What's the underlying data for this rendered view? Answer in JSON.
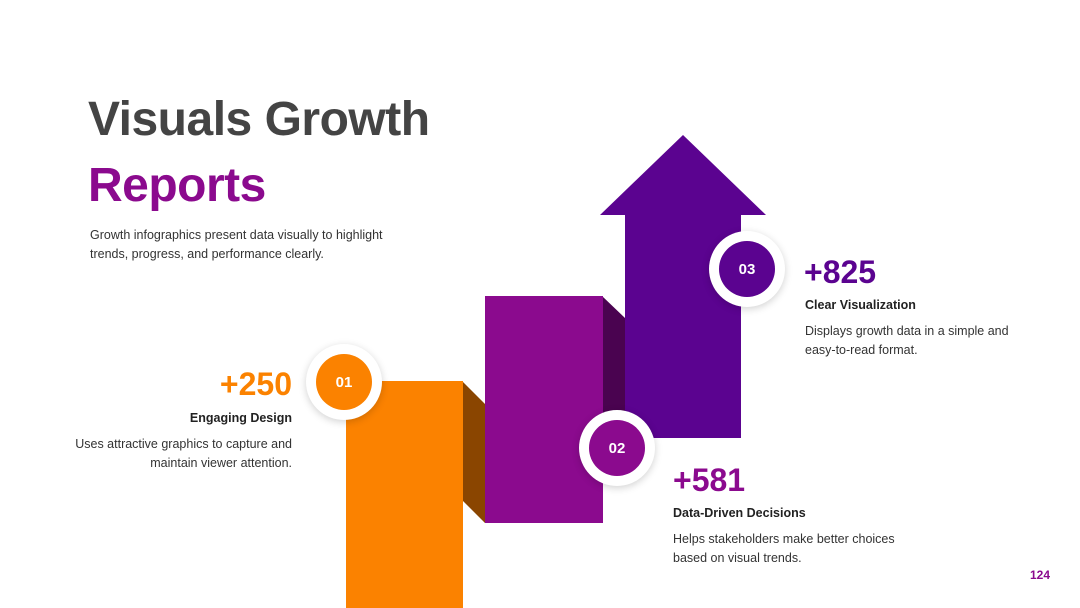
{
  "title": {
    "line1": "Visuals Growth",
    "line2": "Reports"
  },
  "subtitle": "Growth infographics present data visually to highlight trends, progress, and performance clearly.",
  "colors": {
    "orange": "#fb8200",
    "magenta": "#8b0a8e",
    "purple": "#5b0390",
    "title_gray": "#444444"
  },
  "items": [
    {
      "number": "01",
      "value": "+250",
      "label": "Engaging Design",
      "description": "Uses attractive graphics to capture and maintain viewer attention.",
      "color": "#fb8200"
    },
    {
      "number": "02",
      "value": "+581",
      "label": "Data-Driven Decisions",
      "description": "Helps stakeholders make better choices based on visual trends.",
      "color": "#8b0a8e"
    },
    {
      "number": "03",
      "value": "+825",
      "label": "Clear Visualization",
      "description": "Displays growth data in a simple and easy-to-read format.",
      "color": "#5b0390"
    }
  ],
  "page_number": "124"
}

- - -

#### WORK INSTRUCTIONS:
Write the material out again exactly as it appears, dropping the pictures.

#### REPLY:
What's the underlying data for this rendered view? Answer in JSON.
{
  "title": {
    "line1": "Visuals Growth",
    "line2": "Reports"
  },
  "subtitle": "Growth infographics present data visually to highlight trends, progress, and performance clearly.",
  "colors": {
    "orange": "#fb8200",
    "magenta": "#8b0a8e",
    "purple": "#5b0390",
    "title_gray": "#444444"
  },
  "items": [
    {
      "number": "01",
      "value": "+250",
      "label": "Engaging Design",
      "description": "Uses attractive graphics to capture and maintain viewer attention.",
      "color": "#fb8200"
    },
    {
      "number": "02",
      "value": "+581",
      "label": "Data-Driven Decisions",
      "description": "Helps stakeholders make better choices based on visual trends.",
      "color": "#8b0a8e"
    },
    {
      "number": "03",
      "value": "+825",
      "label": "Clear Visualization",
      "description": "Displays growth data in a simple and easy-to-read format.",
      "color": "#5b0390"
    }
  ],
  "page_number": "124"
}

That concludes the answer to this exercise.